CONSIGNE:
Pour chaque affirmation, répondez par oui ou par non selon le texte sur la coopération en Haïti, puis citez mot pour mot le passage qui tranche. (a) Le CCI a été mis en place en moins de deux mois en 2004. (b) En 2019, l'aide versée à Haïti dépassait 10 % du RNB. (c) Le groupe de coordination au niveau du terrain était présidé par la Banque mondiale.

TEXTE FOURNI:
* * * * *

En 2019, près de 48 pays et organisations multilatérales ont déboursé environ 747 millions USD (versements bruts) en Haïti, s’élevant à 8,6% du RNB (OCDE, 2021[36]). Face au poids relatif et absolu de l’APD, l’efficacité de ces apports externes dépend des modalités, principes et de gestion et coordination permettant d’optimiser les flux des partenaires techniques et financiers (Ministère de la Planification et de la Coopération Externe, 2020[26]). Depuis plusieurs décennies, le gouvernement d’Haïti a tenté de cadrer et formaliser ses relations bilatérales et multilatérales par le biais d’une succession de stratégies, documents-cadres et cadres institutionnels.

Depuis 2004, la coopération oscille entre consolidation des institutions publiques, bonne gouvernance et projets excluant l’État au profit de la société civile ou des priorités des PTF. De plus, la pluralité et l’hétérogénéité des acteurs agissant sur le terrain posent des défis uniques en termes de coordination. Cette ambivalence et discordance sont le produit de l’instabilité locale et de courants de pensées externes émanant des acteurs internationaux (Muggah, 2009[37]).

La fin des années 1990 et le début des années 2000 se caractérisent par des actions sporadiques et peu coordonnées des bailleurs bilatéraux en faveur du renforcement des pouvoirs publics (en particulier dans le secteur de la justice et des finances publiques), et des suspensions de prêts de la Banque mondiale, justifiées par l’instabilité politique et la corruption (Muggah, 2009[37]). En 2004, dans un effort de coordination accrue, le Cadre de coopération intérimaire (CCI) est établi en tant qu’outil centralisé de planification et de collecte de fonds. Ce mécanisme novateur en Haïti regroupait un système d’identification conjointe des besoins, et de mise en œuvre des financements pour la période de transition (2004-2006) (Cadre de Coopération Intérimaire, 2004[38]).

Bien que le CCI mette l’accent sur la gouvernance et le développement institutionnel, face aux contraintes à l’échelle locale, certains acteurs tels que l’Institut de la Banque mondiale préfèrent « investir dans le renforcement du rôle des acteurs non gouvernementaux et la promotion des actions collectives » (Muggah, 2009[37]). Malgré l’instauration de mécanismes de coordination au niveau stratégique (comité conjoint de coordination de la mise en œuvre et de suivi du CCI, cellule de coordination stratégique de la primature), au niveau opérationnel (comité interministériel du CCI), et au niveau de l’exécution (tables sectorielles de coordination) (Cadre de Coopération Intérimaire, 2004[38]), le CCI a souffert d’un manque d’appropriation du côté haïtien, limité aux consultations publiques périodiques tenues à Port-au-Prince (Muggah, 2009[37]). Vouloir instaurer cohérence et harmonie entre les PTF était ambitieux, compte tenu du nombre d’acteurs au sein du CCI. Celui-ci en effet a été établi en moins de deux mois au cours de l’année 2004, par 26 partenaires réunis lors d’une conférence accueillie conjointement par les Nations Unies, la Banque mondiale, la Banque interaméricaine de développement et l’Union européenne (Faubert, 2006[39]). Un groupe de coordination au niveau des agences, sous la présidence de la Banque mondiale, et un groupe de coordination au niveau du terrain présidé par le coordonnateur résident des Nations Unies, n’ont cependant pas suffi à harmoniser les actions des PTF (Cadre de Coopération Intérimaire, 2004[38]) (Muggah, 2009[37]).

* * * * *

LIGNES DE DONNÉES:
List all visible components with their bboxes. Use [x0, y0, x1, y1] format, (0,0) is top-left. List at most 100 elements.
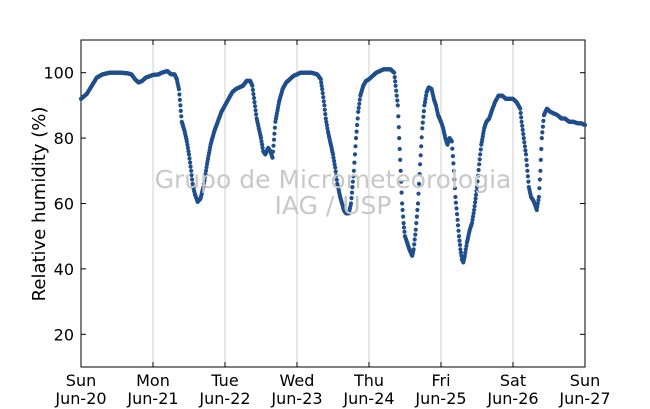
- data-point: [251, 95, 257, 101]
- data-point: [414, 214, 419, 219]
- data-point: [186, 152, 192, 157]
- x-tick-day: Sun: [66, 371, 96, 390]
- data-point: [522, 144, 528, 149]
- data-point: [332, 158, 337, 164]
- data-point: [415, 207, 420, 213]
- data-point: [520, 123, 525, 128]
- data-point: [350, 185, 355, 190]
- data-point: [458, 247, 463, 252]
- data-point: [201, 185, 206, 190]
- data-point: [472, 207, 477, 213]
- data-point: [203, 172, 208, 177]
- data-point: [450, 154, 455, 159]
- data-point: [582, 122, 588, 128]
- data-point: [188, 160, 193, 165]
- data-point: [188, 164, 193, 169]
- y-axis-label: Relative humidity (%): [29, 107, 50, 302]
- data-point: [414, 221, 419, 226]
- data-point: [324, 122, 329, 128]
- data-point: [351, 168, 356, 173]
- data-point: [354, 129, 359, 134]
- data-point: [321, 95, 326, 100]
- data-point: [270, 155, 275, 160]
- data-point: [318, 77, 323, 82]
- data-point: [399, 179, 404, 184]
- data-point: [392, 75, 397, 80]
- data-point: [353, 144, 358, 149]
- x-tick-day: Fri: [431, 371, 450, 390]
- data-point: [401, 214, 406, 219]
- data-point: [536, 194, 542, 200]
- data-point: [185, 145, 190, 150]
- data-point: [422, 100, 428, 105]
- data-point: [349, 190, 355, 195]
- data-point: [319, 80, 324, 85]
- data-point: [412, 242, 417, 247]
- data-point: [538, 157, 543, 162]
- data-point: [203, 168, 209, 173]
- data-point: [178, 108, 183, 113]
- x-tick-date: Jun-27: [558, 389, 610, 408]
- data-point: [397, 136, 402, 141]
- data-point: [258, 136, 264, 141]
- data-point: [392, 70, 397, 75]
- data-point: [474, 185, 480, 190]
- data-point: [351, 174, 356, 179]
- y-tick-label: 20: [54, 325, 74, 344]
- data-point: [536, 198, 541, 203]
- data-point: [413, 232, 418, 237]
- data-point: [525, 174, 531, 179]
- data-point: [189, 173, 194, 178]
- data-point: [184, 139, 189, 144]
- data-point: [202, 175, 207, 180]
- y-tick-label: 60: [54, 195, 74, 214]
- data-point: [348, 201, 354, 206]
- data-point: [413, 227, 418, 232]
- data-point: [397, 146, 402, 152]
- data-point: [458, 250, 463, 255]
- data-point: [334, 173, 339, 178]
- data-point: [476, 167, 481, 173]
- data-point: [534, 207, 539, 213]
- data-point: [254, 112, 259, 117]
- data-point: [478, 152, 483, 157]
- data-point: [418, 162, 423, 167]
- y-tick-label: 40: [54, 260, 74, 279]
- data-point: [452, 177, 457, 182]
- data-point: [537, 186, 542, 191]
- data-point: [357, 97, 362, 102]
- data-point: [519, 119, 524, 124]
- data-point: [537, 177, 543, 182]
- data-point: [523, 148, 528, 153]
- data-point: [402, 229, 407, 234]
- data-point: [526, 179, 531, 184]
- data-point: [455, 223, 461, 228]
- data-point: [420, 126, 425, 131]
- data-point: [357, 101, 362, 106]
- x-tick-date: Jun-20: [54, 389, 106, 408]
- x-tick-day: Thu: [353, 371, 384, 390]
- x-tick-date: Jun-24: [342, 389, 394, 408]
- data-point: [412, 237, 417, 242]
- data-point: [463, 247, 468, 252]
- data-point: [323, 116, 328, 121]
- data-point: [525, 168, 530, 173]
- x-tick-date: Jun-25: [414, 389, 466, 408]
- data-point: [451, 168, 457, 173]
- data-point: [355, 116, 360, 121]
- data-point: [179, 114, 184, 119]
- data-point: [272, 125, 277, 130]
- data-point: [186, 149, 191, 154]
- data-point: [251, 91, 256, 97]
- x-tick-day: Mon: [136, 371, 170, 390]
- data-point: [323, 112, 328, 117]
- data-point: [260, 145, 265, 150]
- data-point: [253, 104, 258, 109]
- data-point: [453, 194, 458, 200]
- watermark-line-2: IAG / USP: [275, 191, 392, 220]
- data-point: [421, 114, 426, 119]
- data-point: [457, 238, 462, 243]
- data-point: [538, 168, 543, 173]
- data-point: [333, 169, 338, 174]
- data-point: [521, 136, 526, 141]
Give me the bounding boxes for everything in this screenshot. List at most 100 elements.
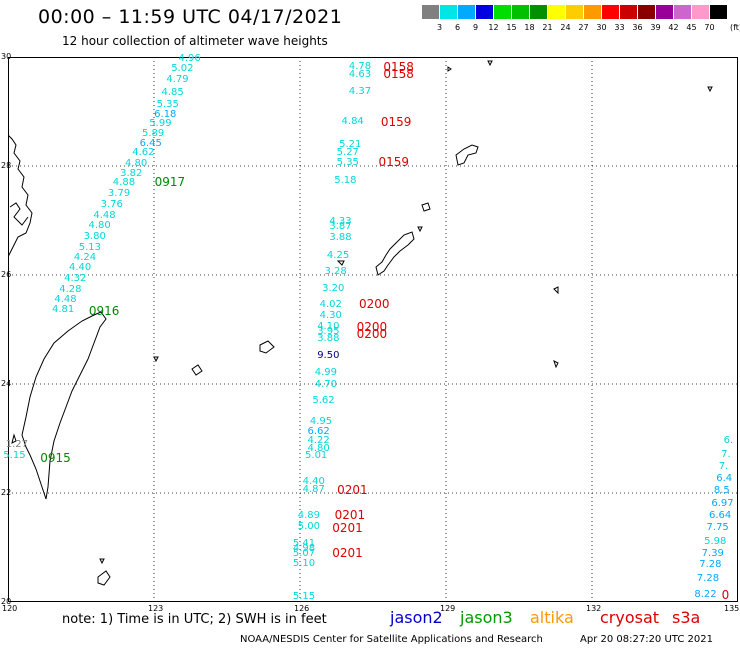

* * * * *

RÉPONSE:
(a) Oui : « a été établi en moins de deux mois au cours de l’année 2004 »
(b) Non : « s’élevant à 8,6% du RNB »
(c) Non : « un groupe de coordination au niveau du terrain présidé par le coordonnateur résident des Nations Unies »